The required output is the line that contains "Type out the text in this image." plus every line after it in the listing below, copied exactly as it appears.

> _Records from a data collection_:
:::
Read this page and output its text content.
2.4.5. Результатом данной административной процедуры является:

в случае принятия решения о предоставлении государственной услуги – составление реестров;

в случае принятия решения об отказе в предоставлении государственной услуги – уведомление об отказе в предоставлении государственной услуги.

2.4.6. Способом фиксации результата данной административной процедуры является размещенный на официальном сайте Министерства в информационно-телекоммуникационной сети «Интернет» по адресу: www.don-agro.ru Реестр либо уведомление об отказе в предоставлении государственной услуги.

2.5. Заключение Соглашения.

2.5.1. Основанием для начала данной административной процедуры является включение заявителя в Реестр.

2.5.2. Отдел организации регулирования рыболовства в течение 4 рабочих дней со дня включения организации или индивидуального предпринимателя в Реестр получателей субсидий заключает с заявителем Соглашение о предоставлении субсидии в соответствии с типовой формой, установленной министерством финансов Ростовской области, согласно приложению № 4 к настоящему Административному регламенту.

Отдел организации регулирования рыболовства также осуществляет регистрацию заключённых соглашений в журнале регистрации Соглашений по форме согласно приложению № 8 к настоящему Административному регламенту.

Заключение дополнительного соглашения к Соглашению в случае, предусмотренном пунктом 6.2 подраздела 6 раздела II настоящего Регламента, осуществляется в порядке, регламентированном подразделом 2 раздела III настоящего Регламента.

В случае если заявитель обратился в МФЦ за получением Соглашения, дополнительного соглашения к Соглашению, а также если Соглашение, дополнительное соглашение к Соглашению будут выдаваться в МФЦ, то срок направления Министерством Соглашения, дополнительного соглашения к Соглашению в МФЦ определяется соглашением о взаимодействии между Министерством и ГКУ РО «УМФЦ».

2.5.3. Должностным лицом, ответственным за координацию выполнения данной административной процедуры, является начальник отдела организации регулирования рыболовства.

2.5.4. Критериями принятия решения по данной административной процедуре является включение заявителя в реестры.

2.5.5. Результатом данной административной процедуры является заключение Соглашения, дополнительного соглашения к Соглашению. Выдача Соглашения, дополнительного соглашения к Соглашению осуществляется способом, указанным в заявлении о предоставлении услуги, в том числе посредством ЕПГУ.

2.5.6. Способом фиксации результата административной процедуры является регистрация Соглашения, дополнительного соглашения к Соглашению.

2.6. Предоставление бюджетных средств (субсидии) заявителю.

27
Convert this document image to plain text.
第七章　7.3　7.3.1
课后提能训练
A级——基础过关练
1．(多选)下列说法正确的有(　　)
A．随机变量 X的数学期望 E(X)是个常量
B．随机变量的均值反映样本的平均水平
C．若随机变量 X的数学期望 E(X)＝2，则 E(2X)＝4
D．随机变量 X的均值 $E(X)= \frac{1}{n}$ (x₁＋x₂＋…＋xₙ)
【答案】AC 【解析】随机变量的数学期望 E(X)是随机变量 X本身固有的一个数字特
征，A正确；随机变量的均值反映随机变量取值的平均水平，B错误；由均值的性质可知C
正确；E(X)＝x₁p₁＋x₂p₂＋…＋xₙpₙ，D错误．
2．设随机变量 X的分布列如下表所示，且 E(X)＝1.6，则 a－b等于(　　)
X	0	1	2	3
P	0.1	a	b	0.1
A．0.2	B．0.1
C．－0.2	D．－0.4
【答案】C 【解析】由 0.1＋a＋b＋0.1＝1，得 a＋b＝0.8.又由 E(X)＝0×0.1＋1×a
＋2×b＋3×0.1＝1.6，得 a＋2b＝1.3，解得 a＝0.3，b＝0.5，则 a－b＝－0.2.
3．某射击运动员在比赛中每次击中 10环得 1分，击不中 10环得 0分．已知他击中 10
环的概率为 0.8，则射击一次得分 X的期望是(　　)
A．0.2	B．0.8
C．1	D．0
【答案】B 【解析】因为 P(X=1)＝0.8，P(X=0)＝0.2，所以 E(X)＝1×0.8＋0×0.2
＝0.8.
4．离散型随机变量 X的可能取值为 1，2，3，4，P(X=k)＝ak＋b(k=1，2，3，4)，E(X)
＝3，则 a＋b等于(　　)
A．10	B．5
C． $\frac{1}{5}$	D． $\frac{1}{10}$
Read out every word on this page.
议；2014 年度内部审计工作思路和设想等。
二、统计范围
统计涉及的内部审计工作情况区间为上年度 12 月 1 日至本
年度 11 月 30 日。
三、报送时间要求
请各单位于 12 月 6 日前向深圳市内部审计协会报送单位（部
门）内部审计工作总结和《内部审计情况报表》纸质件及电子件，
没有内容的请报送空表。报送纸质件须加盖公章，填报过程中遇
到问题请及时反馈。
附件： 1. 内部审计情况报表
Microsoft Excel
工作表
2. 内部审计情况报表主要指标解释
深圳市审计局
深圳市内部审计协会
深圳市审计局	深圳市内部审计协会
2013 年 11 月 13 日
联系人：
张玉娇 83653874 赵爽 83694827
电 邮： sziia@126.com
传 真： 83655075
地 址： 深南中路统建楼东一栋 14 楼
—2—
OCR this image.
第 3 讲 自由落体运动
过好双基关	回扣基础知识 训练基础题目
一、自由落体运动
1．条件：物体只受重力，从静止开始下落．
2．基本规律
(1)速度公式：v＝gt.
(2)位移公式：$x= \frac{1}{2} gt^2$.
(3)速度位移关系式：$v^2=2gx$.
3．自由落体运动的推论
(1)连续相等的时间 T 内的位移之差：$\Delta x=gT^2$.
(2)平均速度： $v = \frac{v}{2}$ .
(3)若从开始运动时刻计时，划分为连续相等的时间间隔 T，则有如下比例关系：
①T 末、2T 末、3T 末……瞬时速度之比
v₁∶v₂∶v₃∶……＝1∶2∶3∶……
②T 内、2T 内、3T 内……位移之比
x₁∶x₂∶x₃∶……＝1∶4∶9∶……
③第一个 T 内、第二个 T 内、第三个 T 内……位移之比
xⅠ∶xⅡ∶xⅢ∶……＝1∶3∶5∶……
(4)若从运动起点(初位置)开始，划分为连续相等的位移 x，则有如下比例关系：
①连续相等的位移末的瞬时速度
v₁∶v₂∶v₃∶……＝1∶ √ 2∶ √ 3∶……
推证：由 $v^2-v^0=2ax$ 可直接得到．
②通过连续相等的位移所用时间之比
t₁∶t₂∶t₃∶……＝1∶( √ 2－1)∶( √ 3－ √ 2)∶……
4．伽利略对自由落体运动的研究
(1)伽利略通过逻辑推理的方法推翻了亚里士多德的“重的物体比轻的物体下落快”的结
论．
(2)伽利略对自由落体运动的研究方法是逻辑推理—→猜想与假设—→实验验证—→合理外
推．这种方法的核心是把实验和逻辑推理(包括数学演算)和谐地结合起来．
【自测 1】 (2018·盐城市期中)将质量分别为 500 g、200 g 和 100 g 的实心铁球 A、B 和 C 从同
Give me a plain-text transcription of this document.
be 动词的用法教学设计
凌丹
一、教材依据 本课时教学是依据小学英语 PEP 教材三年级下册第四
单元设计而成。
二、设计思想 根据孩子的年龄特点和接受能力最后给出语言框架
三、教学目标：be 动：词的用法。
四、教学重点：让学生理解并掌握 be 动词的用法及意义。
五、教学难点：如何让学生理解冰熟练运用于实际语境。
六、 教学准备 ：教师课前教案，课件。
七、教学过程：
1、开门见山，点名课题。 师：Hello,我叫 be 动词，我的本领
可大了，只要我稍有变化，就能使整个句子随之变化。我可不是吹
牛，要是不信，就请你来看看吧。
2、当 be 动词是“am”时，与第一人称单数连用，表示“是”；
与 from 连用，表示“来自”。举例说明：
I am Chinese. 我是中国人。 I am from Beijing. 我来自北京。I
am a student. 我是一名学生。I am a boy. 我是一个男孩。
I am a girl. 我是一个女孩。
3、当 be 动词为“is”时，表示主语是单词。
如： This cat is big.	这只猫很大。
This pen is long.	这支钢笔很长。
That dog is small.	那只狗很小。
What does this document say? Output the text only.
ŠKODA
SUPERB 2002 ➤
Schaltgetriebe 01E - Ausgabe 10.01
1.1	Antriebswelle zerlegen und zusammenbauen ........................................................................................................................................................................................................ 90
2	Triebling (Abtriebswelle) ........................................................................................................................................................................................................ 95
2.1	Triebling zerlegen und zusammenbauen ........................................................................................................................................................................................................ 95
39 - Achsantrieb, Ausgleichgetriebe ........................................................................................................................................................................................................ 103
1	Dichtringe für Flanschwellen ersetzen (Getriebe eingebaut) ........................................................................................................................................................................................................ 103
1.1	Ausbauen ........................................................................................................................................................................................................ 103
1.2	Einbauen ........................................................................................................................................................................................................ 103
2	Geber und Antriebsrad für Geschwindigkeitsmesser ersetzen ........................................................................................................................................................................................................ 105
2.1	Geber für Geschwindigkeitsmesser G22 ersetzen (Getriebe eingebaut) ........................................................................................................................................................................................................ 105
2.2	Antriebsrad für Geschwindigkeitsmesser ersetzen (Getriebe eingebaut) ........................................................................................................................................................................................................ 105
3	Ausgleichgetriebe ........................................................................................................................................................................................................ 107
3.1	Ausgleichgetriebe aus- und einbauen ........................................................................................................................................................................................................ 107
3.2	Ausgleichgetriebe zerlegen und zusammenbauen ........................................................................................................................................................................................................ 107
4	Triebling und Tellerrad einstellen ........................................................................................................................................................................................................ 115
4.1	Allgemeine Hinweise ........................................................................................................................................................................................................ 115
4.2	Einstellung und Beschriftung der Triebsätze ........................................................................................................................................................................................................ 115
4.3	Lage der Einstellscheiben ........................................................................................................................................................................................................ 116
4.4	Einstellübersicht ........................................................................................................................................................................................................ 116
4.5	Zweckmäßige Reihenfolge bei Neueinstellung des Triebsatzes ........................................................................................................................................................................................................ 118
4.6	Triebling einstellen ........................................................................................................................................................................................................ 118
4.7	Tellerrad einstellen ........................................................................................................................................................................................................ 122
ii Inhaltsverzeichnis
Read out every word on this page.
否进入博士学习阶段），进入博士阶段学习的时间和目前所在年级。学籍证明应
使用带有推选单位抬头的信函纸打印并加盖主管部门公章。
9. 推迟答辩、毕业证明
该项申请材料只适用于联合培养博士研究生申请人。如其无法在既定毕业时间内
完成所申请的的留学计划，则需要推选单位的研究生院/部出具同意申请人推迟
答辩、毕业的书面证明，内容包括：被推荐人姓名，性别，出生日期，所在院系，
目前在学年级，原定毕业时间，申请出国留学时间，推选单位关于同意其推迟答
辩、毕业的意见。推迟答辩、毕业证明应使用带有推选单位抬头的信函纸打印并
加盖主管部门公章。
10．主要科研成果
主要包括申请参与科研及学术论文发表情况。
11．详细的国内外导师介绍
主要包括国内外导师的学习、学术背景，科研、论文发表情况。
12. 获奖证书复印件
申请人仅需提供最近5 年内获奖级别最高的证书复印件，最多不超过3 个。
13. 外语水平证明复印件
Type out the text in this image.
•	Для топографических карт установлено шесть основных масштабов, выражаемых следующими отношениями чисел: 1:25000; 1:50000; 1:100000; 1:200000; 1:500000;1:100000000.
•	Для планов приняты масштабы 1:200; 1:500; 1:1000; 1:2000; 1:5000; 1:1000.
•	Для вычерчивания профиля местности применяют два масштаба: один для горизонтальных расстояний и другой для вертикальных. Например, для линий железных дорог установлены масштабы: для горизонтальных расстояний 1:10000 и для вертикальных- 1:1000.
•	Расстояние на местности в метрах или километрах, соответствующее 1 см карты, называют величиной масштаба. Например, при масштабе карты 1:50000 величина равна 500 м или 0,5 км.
:::
> _Expected output_:
Type out the text in this image.
•	Для топографических карт установлено шесть основных масштабов, выражаемых следующими отношениями чисел: 1:25000; 1:50000; 1:100000; 1:200000; 1:500000;1:100000000.
•	Для планов приняты масштабы 1:200; 1:500; 1:1000; 1:2000; 1:5000; 1:1000.
•	Для вычерчивания профиля местности применяют два масштаба: один для горизонтальных расстояний и другой для вертикальных. Например, для линий железных дорог установлены масштабы: для горизонтальных расстояний 1:10000 и для вертикальных- 1:1000.
•	Расстояние на местности в метрах или километрах, соответствующее 1 см карты, называют величиной масштаба. Например, при масштабе карты 1:50000 величина равна 500 м или 0,5 км.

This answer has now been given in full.